◆ What you should do: Review the listing and copy each line that holds the word "source".

◆ Material for the task:
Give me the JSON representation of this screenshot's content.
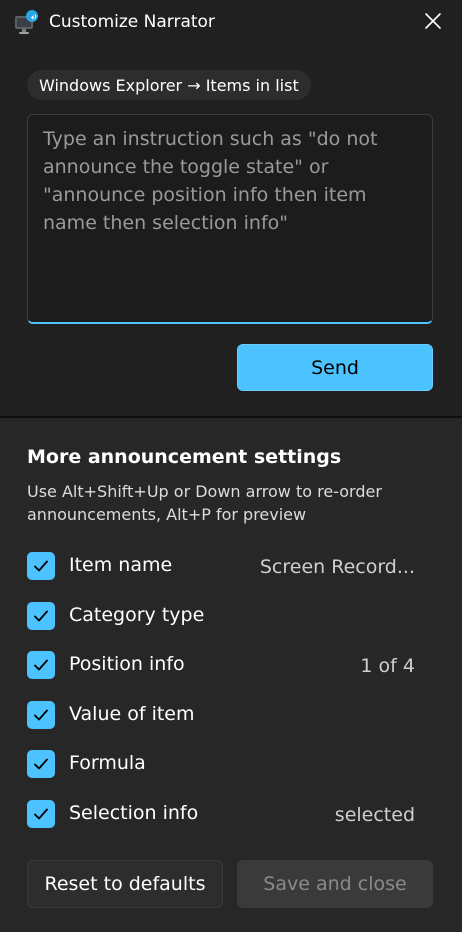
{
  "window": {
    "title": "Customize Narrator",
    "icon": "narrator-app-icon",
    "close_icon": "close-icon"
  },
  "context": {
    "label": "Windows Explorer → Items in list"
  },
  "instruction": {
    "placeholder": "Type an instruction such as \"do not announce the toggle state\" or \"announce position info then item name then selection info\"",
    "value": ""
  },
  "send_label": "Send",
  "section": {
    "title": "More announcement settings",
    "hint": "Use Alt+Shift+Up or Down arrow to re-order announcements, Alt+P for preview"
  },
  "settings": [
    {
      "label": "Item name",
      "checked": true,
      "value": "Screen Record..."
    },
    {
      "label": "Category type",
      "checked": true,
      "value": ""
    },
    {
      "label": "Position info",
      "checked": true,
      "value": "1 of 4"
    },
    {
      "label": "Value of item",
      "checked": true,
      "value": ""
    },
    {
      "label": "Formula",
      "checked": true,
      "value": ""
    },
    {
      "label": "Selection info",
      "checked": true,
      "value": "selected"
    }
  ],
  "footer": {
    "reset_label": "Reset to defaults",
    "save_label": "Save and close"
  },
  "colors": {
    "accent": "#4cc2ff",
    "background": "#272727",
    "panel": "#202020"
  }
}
* * *
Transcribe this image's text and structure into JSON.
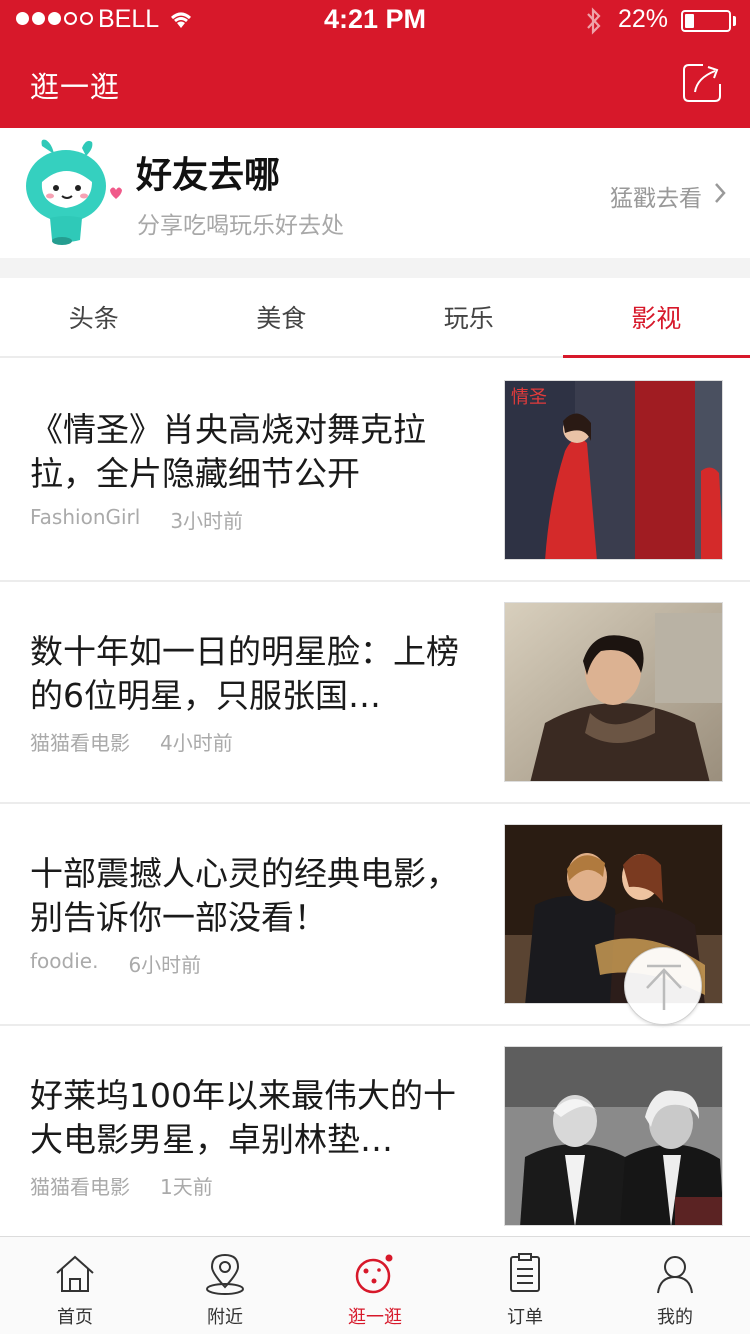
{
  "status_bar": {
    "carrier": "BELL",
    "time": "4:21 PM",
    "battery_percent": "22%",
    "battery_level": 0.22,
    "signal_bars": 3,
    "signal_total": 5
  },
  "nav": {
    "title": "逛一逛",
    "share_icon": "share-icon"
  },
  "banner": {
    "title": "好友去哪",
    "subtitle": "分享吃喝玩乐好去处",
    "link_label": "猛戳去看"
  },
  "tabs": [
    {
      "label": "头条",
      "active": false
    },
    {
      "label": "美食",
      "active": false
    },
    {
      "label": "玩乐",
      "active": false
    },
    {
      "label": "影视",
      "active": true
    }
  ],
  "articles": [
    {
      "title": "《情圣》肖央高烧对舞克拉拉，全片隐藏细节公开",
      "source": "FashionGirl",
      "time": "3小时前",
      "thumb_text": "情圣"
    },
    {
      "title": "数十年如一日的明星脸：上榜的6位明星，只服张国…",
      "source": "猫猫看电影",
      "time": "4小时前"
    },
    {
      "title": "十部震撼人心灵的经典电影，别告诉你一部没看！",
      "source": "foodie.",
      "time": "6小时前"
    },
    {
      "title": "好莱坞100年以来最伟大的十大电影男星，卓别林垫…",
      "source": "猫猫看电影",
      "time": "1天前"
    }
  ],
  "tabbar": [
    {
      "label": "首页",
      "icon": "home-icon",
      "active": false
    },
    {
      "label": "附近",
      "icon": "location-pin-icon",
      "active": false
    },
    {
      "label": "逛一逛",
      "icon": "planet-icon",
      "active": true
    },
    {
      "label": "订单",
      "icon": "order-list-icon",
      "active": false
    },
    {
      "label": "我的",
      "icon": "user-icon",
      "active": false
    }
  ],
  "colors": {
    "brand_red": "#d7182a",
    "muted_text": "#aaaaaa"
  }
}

◆ Output of the exercise:
      "source": "FashionGirl",
      "source": "猫猫看电影",
      "source": "foodie.",
      "source": "猫猫看电影",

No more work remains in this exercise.